=== EXCERPTED DATA ===
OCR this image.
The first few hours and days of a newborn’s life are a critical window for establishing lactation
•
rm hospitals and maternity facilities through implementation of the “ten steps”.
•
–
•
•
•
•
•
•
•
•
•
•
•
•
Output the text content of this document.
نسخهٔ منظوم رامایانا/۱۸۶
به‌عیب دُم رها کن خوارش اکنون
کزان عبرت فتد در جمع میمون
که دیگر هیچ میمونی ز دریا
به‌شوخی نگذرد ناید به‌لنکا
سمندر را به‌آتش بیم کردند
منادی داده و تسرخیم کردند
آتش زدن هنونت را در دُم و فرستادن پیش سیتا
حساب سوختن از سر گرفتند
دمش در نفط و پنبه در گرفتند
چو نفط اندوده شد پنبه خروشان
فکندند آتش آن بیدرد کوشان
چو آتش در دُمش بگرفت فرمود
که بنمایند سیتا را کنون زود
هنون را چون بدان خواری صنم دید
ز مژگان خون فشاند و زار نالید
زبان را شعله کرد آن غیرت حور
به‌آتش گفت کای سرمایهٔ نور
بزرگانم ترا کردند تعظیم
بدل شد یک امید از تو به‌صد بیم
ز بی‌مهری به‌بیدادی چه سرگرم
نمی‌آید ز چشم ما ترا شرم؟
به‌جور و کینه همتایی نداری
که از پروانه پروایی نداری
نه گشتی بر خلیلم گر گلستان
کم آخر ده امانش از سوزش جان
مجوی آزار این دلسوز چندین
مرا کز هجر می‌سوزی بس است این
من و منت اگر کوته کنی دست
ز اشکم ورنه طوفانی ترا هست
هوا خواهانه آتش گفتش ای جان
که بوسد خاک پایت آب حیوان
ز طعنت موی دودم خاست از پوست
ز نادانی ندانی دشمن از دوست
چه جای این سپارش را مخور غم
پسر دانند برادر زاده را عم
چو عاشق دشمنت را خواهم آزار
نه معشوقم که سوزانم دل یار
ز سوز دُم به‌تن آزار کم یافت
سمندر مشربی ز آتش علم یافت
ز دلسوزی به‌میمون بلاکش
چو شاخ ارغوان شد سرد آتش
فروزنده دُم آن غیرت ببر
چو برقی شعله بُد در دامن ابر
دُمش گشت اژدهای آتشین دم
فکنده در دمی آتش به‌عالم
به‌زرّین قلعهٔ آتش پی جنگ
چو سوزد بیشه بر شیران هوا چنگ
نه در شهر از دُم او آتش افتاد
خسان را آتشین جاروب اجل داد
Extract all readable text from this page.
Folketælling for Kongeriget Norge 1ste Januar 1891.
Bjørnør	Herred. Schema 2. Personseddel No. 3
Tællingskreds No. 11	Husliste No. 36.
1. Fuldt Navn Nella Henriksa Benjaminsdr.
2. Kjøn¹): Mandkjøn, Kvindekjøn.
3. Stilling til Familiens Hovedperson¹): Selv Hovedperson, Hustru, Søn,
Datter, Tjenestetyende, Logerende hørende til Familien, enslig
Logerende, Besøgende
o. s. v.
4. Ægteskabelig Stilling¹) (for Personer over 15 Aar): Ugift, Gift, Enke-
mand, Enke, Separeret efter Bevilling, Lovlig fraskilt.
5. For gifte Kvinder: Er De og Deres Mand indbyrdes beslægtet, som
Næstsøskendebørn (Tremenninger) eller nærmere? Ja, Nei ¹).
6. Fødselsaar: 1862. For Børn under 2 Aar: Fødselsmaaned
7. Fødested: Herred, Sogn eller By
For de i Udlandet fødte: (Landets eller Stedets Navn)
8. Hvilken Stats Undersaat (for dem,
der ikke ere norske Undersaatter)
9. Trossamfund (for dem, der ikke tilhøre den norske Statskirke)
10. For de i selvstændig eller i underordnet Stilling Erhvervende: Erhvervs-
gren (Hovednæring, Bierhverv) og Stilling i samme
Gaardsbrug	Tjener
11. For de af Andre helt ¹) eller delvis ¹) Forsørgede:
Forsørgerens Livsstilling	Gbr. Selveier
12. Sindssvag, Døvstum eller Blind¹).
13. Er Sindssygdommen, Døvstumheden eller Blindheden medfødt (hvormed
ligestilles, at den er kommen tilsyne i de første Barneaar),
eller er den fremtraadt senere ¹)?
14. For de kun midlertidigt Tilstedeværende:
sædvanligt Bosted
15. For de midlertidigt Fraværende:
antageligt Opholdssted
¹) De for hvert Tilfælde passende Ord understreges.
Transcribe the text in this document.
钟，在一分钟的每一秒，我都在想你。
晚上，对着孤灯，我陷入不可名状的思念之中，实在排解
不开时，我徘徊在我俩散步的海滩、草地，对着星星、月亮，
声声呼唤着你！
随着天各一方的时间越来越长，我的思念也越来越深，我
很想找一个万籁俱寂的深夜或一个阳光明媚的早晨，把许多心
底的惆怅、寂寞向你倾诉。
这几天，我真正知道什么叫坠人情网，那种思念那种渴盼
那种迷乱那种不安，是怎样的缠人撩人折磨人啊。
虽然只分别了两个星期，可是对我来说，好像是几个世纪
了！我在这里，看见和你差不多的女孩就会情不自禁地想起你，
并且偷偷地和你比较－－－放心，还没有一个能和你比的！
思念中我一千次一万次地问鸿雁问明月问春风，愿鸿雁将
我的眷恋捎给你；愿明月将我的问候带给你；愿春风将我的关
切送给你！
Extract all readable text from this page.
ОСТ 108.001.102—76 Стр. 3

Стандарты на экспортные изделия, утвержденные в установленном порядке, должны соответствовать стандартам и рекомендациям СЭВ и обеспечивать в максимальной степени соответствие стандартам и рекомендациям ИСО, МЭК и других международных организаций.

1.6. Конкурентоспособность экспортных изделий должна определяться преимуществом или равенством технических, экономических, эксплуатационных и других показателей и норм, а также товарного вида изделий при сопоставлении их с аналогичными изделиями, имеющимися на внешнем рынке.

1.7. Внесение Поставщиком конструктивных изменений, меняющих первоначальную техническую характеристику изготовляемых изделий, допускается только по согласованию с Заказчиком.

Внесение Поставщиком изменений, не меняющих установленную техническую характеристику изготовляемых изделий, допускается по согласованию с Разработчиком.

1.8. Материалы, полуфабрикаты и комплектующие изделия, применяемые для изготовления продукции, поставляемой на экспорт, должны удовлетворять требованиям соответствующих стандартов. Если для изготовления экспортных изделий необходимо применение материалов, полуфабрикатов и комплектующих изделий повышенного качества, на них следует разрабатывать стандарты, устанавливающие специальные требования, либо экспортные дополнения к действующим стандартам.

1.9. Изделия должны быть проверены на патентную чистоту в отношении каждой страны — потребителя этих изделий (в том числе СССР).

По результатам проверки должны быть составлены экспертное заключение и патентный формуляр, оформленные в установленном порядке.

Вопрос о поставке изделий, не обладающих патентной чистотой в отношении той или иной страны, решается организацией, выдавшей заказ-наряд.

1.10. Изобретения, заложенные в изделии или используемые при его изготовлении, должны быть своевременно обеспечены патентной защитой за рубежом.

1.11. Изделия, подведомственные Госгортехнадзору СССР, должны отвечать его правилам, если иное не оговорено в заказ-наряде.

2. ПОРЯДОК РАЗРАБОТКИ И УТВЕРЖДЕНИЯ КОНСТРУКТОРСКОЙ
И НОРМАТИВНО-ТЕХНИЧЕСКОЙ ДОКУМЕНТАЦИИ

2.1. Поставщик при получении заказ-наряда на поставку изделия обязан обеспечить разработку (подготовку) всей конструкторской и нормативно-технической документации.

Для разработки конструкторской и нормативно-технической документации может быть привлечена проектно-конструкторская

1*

=== EXERCISE ===
Provide the number of lines in the entries that include "شعله", and no other text.

=== WRITTEN ANSWER ===
2